### [Job]
Tally the lines below that contain "disciplinas". The number is the whole answer.

+---+

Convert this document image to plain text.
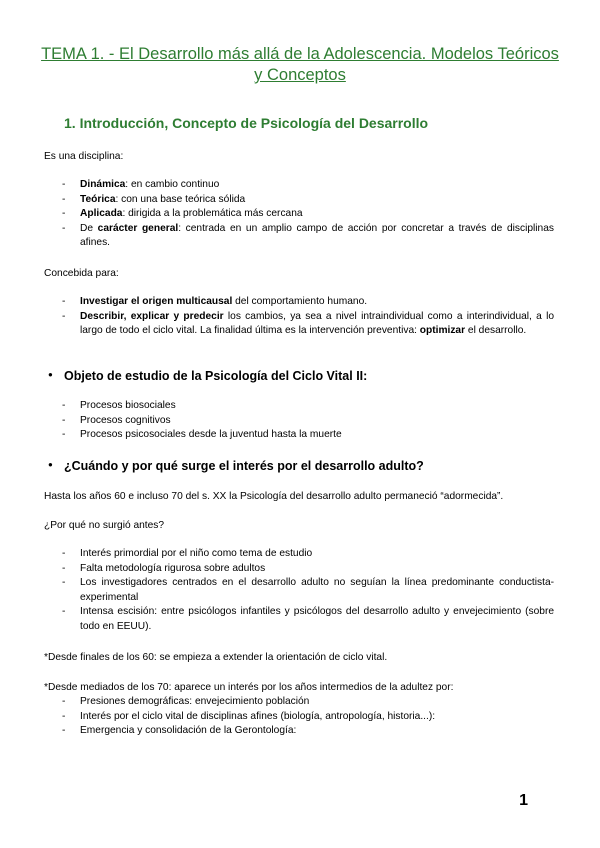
TEMA 1. - El Desarrollo más allá de la Adolescencia. Modelos Teóricos y Conceptos
1. Introducción, Concepto de Psicología del Desarrollo

Es una disciplina:

- Dinámica: en cambio continuo
- Teórica: con una base teórica sólida
- Aplicada: dirigida a la problemática más cercana
- De carácter general: centrada en un amplio campo de acción por concretar a través de disciplinas afines.

Concebida para:

- Investigar el origen multicausal del comportamiento humano.
- Describir, explicar y predecir los cambios, ya sea a nivel intraindividual como a interindividual, a lo largo de todo el ciclo vital. La finalidad última es la intervención preventiva: optimizar el desarrollo.
● Objeto de estudio de la Psicología del Ciclo Vital II:
- Procesos biosociales
- Procesos cognitivos
- Procesos psicosociales desde la juventud hasta la muerte
● ¿Cuándo y por qué surge el interés por el desarrollo adulto?

Hasta los años 60 e incluso 70 del s. XX la Psicología del desarrollo adulto permaneció “adormecida”.

¿Por qué no surgió antes?

- Interés primordial por el niño como tema de estudio
- Falta metodología rigurosa sobre adultos
- Los investigadores centrados en el desarrollo adulto no seguían la línea predominante conductista-experimental
- Intensa escisión: entre psicólogos infantiles y psicólogos del desarrollo adulto y envejecimiento (sobre todo en EEUU).

*Desde finales de los 60: se empieza a extender la orientación de ciclo vital.

*Desde mediados de los 70: aparece un interés por los años intermedios de la adultez por:

- Presiones demográficas: envejecimiento población
- Interés por el ciclo vital de disciplinas afines (biología, antropología, historia...):
- Emergencia y consolidación de la Gerontología:

1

+---+

### [Task answer]
2